**Your task**
Print every line of the listing exactly, please.

[Records from a data collection]
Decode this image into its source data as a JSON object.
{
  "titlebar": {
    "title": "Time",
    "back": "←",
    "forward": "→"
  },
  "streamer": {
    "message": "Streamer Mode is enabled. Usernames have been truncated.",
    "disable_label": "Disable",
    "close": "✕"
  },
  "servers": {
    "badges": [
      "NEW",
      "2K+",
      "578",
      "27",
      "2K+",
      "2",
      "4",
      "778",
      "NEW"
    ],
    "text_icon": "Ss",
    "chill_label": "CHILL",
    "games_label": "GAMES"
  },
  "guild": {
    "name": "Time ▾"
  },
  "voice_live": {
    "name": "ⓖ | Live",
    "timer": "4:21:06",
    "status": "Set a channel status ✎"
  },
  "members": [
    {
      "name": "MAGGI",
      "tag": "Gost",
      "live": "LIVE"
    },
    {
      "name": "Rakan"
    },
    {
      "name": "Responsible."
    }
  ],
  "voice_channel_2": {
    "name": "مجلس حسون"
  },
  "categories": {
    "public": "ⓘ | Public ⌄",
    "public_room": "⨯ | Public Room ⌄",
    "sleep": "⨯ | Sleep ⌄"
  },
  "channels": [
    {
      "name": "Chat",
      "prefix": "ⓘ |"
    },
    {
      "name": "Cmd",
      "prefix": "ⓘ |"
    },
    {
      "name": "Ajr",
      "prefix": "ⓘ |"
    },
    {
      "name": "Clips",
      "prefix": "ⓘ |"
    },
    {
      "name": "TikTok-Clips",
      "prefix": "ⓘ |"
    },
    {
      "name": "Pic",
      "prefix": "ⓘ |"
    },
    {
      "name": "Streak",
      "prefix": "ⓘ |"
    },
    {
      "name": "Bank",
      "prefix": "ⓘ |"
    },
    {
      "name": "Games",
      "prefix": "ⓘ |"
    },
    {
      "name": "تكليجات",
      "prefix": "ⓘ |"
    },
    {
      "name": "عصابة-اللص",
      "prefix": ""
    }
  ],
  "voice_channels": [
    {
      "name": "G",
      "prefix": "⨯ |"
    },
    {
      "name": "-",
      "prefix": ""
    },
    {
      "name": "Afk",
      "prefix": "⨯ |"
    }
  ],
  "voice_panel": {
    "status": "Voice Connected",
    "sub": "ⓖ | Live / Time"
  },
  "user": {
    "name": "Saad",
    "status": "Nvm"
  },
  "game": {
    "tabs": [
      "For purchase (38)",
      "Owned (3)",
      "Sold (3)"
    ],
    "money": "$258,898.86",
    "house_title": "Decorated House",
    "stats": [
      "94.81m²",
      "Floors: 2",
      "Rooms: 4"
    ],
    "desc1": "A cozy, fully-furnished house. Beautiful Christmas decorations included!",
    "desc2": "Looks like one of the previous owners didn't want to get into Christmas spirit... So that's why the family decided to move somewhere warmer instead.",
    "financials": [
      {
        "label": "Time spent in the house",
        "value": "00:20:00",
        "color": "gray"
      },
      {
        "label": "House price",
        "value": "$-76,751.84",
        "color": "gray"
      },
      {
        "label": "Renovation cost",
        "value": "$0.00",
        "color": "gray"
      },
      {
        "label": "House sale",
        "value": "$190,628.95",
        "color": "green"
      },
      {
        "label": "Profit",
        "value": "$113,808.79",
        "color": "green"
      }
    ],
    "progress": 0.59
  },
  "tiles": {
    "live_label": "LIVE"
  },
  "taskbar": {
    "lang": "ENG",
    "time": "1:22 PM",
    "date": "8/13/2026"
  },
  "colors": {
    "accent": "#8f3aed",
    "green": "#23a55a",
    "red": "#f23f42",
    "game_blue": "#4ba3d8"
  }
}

**Task result**
Decode this image into its source data as a JSON object.
{
  "titlebar": {
    "title": "Time",
    "back": "←",
    "forward": "→"
  },
  "streamer": {
    "message": "Streamer Mode is enabled. Usernames have been truncated.",
    "disable_label": "Disable",
    "close": "✕"
  },
  "servers": {
    "badges": [
      "NEW",
      "2K+",
      "578",
      "27",
      "2K+",
      "2",
      "4",
      "778",
      "NEW"
    ],
    "text_icon": "Ss",
    "chill_label": "CHILL",
    "games_label": "GAMES"
  },
  "guild": {
    "name": "Time ▾"
  },
  "voice_live": {
    "name": "ⓖ | Live",
    "timer": "4:21:06",
    "status": "Set a channel status ✎"
  },
  "members": [
    {
      "name": "MAGGI",
      "tag": "Gost",
      "live": "LIVE"
    },
    {
      "name": "Rakan"
    },
    {
      "name": "Responsible."
    }
  ],
  "voice_channel_2": {
    "name": "مجلس حسون"
  },
  "categories": {
    "public": "ⓘ | Public ⌄",
    "public_room": "⨯ | Public Room ⌄",
    "sleep": "⨯ | Sleep ⌄"
  },
  "channels": [
    {
      "name": "Chat",
      "prefix": "ⓘ |"
    },
    {
      "name": "Cmd",
      "prefix": "ⓘ |"
    },
    {
      "name": "Ajr",
      "prefix": "ⓘ |"
    },
    {
      "name": "Clips",
      "prefix": "ⓘ |"
    },
    {
      "name": "TikTok-Clips",
      "prefix": "ⓘ |"
    },
    {
      "name": "Pic",
      "prefix": "ⓘ |"
    },
    {
      "name": "Streak",
      "prefix": "ⓘ |"
    },
    {
      "name": "Bank",
      "prefix": "ⓘ |"
    },
    {
      "name": "Games",
      "prefix": "ⓘ |"
    },
    {
      "name": "تكليجات",
      "prefix": "ⓘ |"
    },
    {
      "name": "عصابة-اللص",
      "prefix": ""
    }
  ],
  "voice_channels": [
    {
      "name": "G",
      "prefix": "⨯ |"
    },
    {
      "name": "-",
      "prefix": ""
    },
    {
      "name": "Afk",
      "prefix": "⨯ |"
    }
  ],
  "voice_panel": {
    "status": "Voice Connected",
    "sub": "ⓖ | Live / Time"
  },
  "user": {
    "name": "Saad",
    "status": "Nvm"
  },
  "game": {
    "tabs": [
      "For purchase (38)",
      "Owned (3)",
      "Sold (3)"
    ],
    "money": "$258,898.86",
    "house_title": "Decorated House",
    "stats": [
      "94.81m²",
      "Floors: 2",
      "Rooms: 4"
    ],
    "desc1": "A cozy, fully-furnished house. Beautiful Christmas decorations included!",
    "desc2": "Looks like one of the previous owners didn't want to get into Christmas spirit... So that's why the family decided to move somewhere warmer instead.",
    "financials": [
      {
        "label": "Time spent in the house",
        "value": "00:20:00",
        "color": "gray"
      },
      {
        "label": "House price",
        "value": "$-76,751.84",
        "color": "gray"
      },
      {
        "label": "Renovation cost",
        "value": "$0.00",
        "color": "gray"
      },
      {
        "label": "House sale",
        "value": "$190,628.95",
        "color": "green"
      },
      {
        "label": "Profit",
        "value": "$113,808.79",
        "color": "green"
      }
    ],
    "progress": 0.59
  },
  "tiles": {
    "live_label": "LIVE"
  },
  "taskbar": {
    "lang": "ENG",
    "time": "1:22 PM",
    "date": "8/13/2026"
  },
  "colors": {
    "accent": "#8f3aed",
    "green": "#23a55a",
    "red": "#f23f42",
    "game_blue": "#4ba3d8"
  }
}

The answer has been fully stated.